##### DATA TO PROCESS #####
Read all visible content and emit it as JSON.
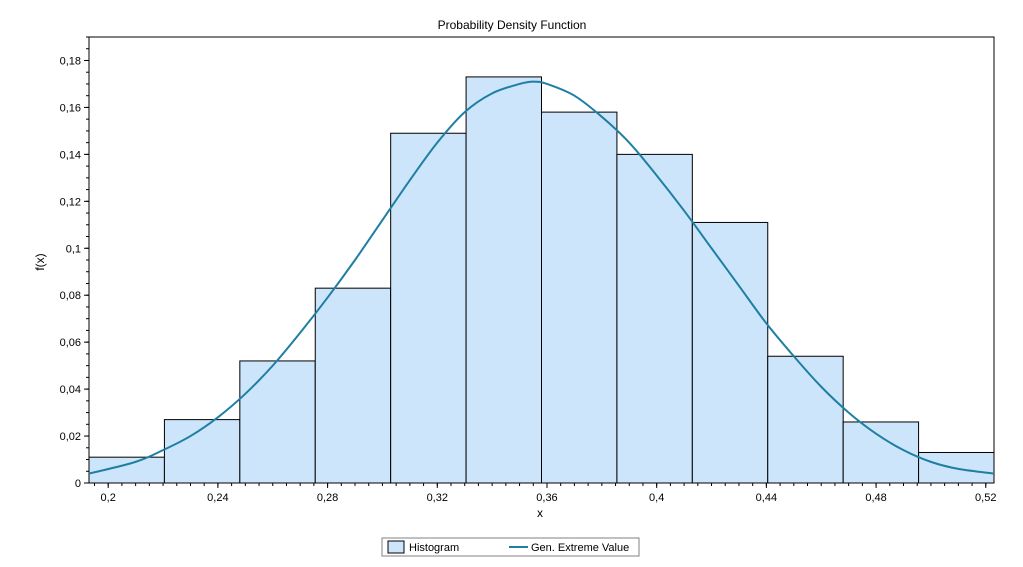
{
  "chart_data": {
    "type": "bar",
    "title": "Probability Density Function",
    "xlabel": "x",
    "ylabel": "f(x)",
    "xlim": [
      0.193,
      0.523
    ],
    "ylim": [
      0,
      0.19
    ],
    "x_ticks": [
      0.2,
      0.24,
      0.28,
      0.32,
      0.36,
      0.4,
      0.44,
      0.48,
      0.52
    ],
    "x_tick_labels": [
      "0,2",
      "0,24",
      "0,28",
      "0,32",
      "0,36",
      "0,4",
      "0,44",
      "0,48",
      "0,52"
    ],
    "y_ticks": [
      0,
      0.02,
      0.04,
      0.06,
      0.08,
      0.1,
      0.12,
      0.14,
      0.16,
      0.18
    ],
    "y_tick_labels": [
      "0",
      "0,02",
      "0,04",
      "0,06",
      "0,08",
      "0,1",
      "0,12",
      "0,14",
      "0,16",
      "0,18"
    ],
    "grid": false,
    "legend_position": "bottom-center",
    "series": [
      {
        "name": "Histogram",
        "kind": "histogram",
        "color": "#cce5fa",
        "edge_color": "#000000",
        "bins": [
          {
            "x0": 0.193,
            "x1": 0.2205,
            "value": 0.011
          },
          {
            "x0": 0.2205,
            "x1": 0.248,
            "value": 0.027
          },
          {
            "x0": 0.248,
            "x1": 0.2755,
            "value": 0.052
          },
          {
            "x0": 0.2755,
            "x1": 0.303,
            "value": 0.083
          },
          {
            "x0": 0.303,
            "x1": 0.3305,
            "value": 0.149
          },
          {
            "x0": 0.3305,
            "x1": 0.358,
            "value": 0.173
          },
          {
            "x0": 0.358,
            "x1": 0.3855,
            "value": 0.158
          },
          {
            "x0": 0.3855,
            "x1": 0.413,
            "value": 0.14
          },
          {
            "x0": 0.413,
            "x1": 0.4405,
            "value": 0.111
          },
          {
            "x0": 0.4405,
            "x1": 0.468,
            "value": 0.054
          },
          {
            "x0": 0.468,
            "x1": 0.4955,
            "value": 0.026
          },
          {
            "x0": 0.4955,
            "x1": 0.523,
            "value": 0.013
          }
        ]
      },
      {
        "name": "Gen. Extreme Value",
        "kind": "line",
        "color": "#1f7fa3",
        "x": [
          0.193,
          0.21,
          0.22,
          0.23,
          0.24,
          0.25,
          0.26,
          0.27,
          0.28,
          0.29,
          0.3,
          0.31,
          0.32,
          0.33,
          0.34,
          0.35,
          0.355,
          0.36,
          0.37,
          0.38,
          0.39,
          0.4,
          0.41,
          0.42,
          0.43,
          0.44,
          0.45,
          0.46,
          0.47,
          0.48,
          0.49,
          0.5,
          0.51,
          0.523
        ],
        "y": [
          0.004,
          0.009,
          0.014,
          0.02,
          0.028,
          0.038,
          0.05,
          0.064,
          0.079,
          0.095,
          0.112,
          0.129,
          0.145,
          0.158,
          0.166,
          0.17,
          0.171,
          0.17,
          0.165,
          0.156,
          0.145,
          0.131,
          0.116,
          0.1,
          0.084,
          0.068,
          0.054,
          0.041,
          0.03,
          0.021,
          0.014,
          0.009,
          0.006,
          0.004
        ]
      }
    ]
  }
}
#####
— WHAT YOU NEED TO DO —
How many of these lines contain "name"? Write only the number.

— WRITTEN SOLUTION —
2